(Stored entries)
::::::::

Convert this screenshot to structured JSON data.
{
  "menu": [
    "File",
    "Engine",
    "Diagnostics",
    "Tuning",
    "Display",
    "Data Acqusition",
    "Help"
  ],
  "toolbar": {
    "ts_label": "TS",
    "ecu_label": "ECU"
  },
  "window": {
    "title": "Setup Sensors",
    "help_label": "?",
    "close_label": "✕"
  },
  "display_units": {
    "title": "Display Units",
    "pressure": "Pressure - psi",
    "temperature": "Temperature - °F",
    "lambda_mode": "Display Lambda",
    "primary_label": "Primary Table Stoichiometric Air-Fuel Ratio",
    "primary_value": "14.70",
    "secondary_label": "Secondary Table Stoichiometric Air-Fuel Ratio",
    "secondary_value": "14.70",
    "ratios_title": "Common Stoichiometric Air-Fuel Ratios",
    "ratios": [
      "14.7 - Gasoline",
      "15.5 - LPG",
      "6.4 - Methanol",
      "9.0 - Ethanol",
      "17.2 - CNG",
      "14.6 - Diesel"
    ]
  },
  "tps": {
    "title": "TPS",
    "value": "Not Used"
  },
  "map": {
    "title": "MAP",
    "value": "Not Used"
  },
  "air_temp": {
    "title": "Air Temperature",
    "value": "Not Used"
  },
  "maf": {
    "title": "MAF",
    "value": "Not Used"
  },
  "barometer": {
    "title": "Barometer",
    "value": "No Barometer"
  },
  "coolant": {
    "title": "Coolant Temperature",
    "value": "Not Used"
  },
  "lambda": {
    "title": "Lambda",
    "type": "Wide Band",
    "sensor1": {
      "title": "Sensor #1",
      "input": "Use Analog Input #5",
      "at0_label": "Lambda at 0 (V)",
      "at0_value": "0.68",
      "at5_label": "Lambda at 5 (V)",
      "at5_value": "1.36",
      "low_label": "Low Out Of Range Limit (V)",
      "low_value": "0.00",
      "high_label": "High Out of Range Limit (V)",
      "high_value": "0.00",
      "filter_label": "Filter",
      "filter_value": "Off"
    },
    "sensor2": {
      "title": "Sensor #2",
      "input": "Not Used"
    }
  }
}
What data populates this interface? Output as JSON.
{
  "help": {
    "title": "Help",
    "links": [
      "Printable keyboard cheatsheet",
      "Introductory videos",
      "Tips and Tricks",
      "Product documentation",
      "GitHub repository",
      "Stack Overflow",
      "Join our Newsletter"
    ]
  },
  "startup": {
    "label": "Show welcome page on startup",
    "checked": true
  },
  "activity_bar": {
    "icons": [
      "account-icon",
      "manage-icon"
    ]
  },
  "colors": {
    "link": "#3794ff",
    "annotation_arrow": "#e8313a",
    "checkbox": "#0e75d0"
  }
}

::::::::

- _Directive_
Count how many lines hold the string "JSON" and give that number alone.

- _Response_
2